### TASK DESCRIPTION:
Spot every line with the word "Massachusetts" and return it.

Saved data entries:
'''
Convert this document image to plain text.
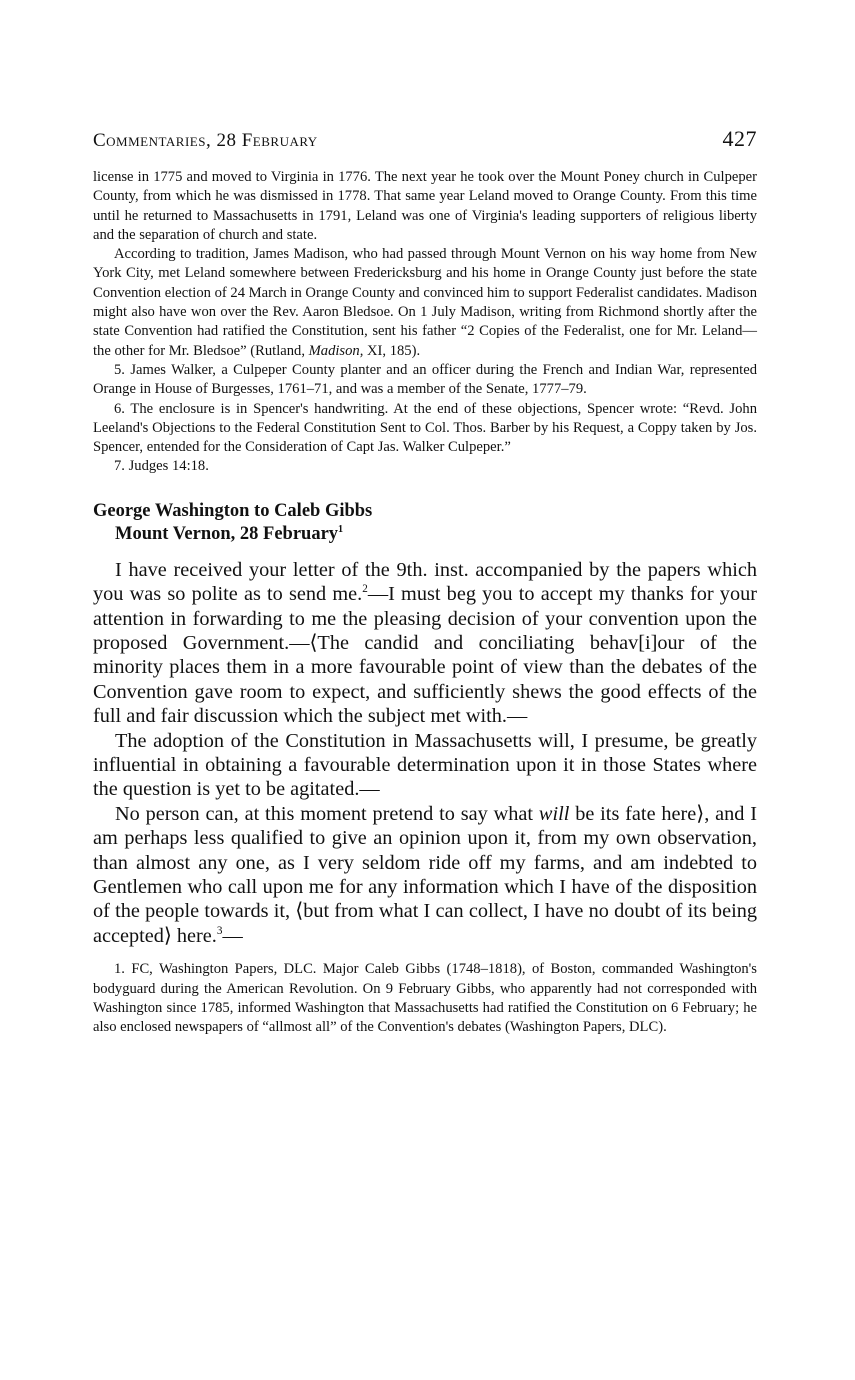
Commentaries, 28 February	427

license in 1775 and moved to Virginia in 1776. The next year he took over the Mount Poney church in Culpeper County, from which he was dismissed in 1778. That same year Leland moved to Orange County. From this time until he returned to Massachusetts in 1791, Leland was one of Virginia's leading supporters of religious liberty and the separation of church and state.

According to tradition, James Madison, who had passed through Mount Vernon on his way home from New York City, met Leland somewhere between Fredericksburg and his home in Orange County just before the state Convention election of 24 March in Orange County and convinced him to support Federalist candidates. Madison might also have won over the Rev. Aaron Bledsoe. On 1 July Madison, writing from Richmond shortly after the state Convention had ratified the Constitution, sent his father “2 Copies of the Federalist, one for Mr. Leland—the other for Mr. Bledsoe” (Rutland, Madison, XI, 185).

5. James Walker, a Culpeper County planter and an officer during the French and Indian War, represented Orange in House of Burgesses, 1761–71, and was a member of the Senate, 1777–79.

6. The enclosure is in Spencer's handwriting. At the end of these objections, Spencer wrote: “Revd. John Leeland's Objections to the Federal Constitution Sent to Col. Thos. Barber by his Request, a Coppy taken by Jos. Spencer, entended for the Consideration of Capt Jas. Walker Culpeper.”

7. Judges 14:18.

George Washington to Caleb Gibbs
Mount Vernon, 28 February$^1$

I have received your letter of the 9th. inst. accompanied by the papers which you was so polite as to send me.$^2$—I must beg you to accept my thanks for your attention in forwarding to me the pleasing decision of your convention upon the proposed Government.—⟨The candid and conciliating behav[i]our of the minority places them in a more favourable point of view than the debates of the Convention gave room to expect, and sufficiently shews the good effects of the full and fair discussion which the subject met with.—

The adoption of the Constitution in Massachusetts will, I presume, be greatly influential in obtaining a favourable determination upon it in those States where the question is yet to be agitated.—

No person can, at this moment pretend to say what will be its fate here⟩, and I am perhaps less qualified to give an opinion upon it, from my own observation, than almost any one, as I very seldom ride off my farms, and am indebted to Gentlemen who call upon me for any information which I have of the disposition of the people towards it, ⟨but from what I can collect, I have no doubt of its being accepted⟩ here.$^3$—

1. FC, Washington Papers, DLC. Major Caleb Gibbs (1748–1818), of Boston, commanded Washington's bodyguard during the American Revolution. On 9 February Gibbs, who apparently had not corresponded with Washington since 1785, informed Washington that Massachusetts had ratified the Constitution on 6 February; he also enclosed newspapers of “allmost all” of the Convention's debates (Washington Papers, DLC).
'''
### RESULT OF THE TASK:
license in 1775 and moved to Virginia in 1776. The next year he took over the Mount Poney church in Culpeper County, from which he was dismissed in 1778. That same year Leland moved to Orange County. From this time until he returned to Massachusetts in 1791, Leland was one of Virginia's leading supporters of religious liberty and the separation of church and state.
The adoption of the Constitution in Massachusetts will, I presume, be greatly influential in obtaining a favourable determination upon it in those States where the question is yet to be agitated.—
1. FC, Washington Papers, DLC. Major Caleb Gibbs (1748–1818), of Boston, commanded Washington's bodyguard during the American Revolution. On 9 February Gibbs, who apparently had not corresponded with Washington since 1785, informed Washington that Massachusetts had ratified the Constitution on 6 February; he also enclosed newspapers of “allmost all” of the Convention's debates (Washington Papers, DLC).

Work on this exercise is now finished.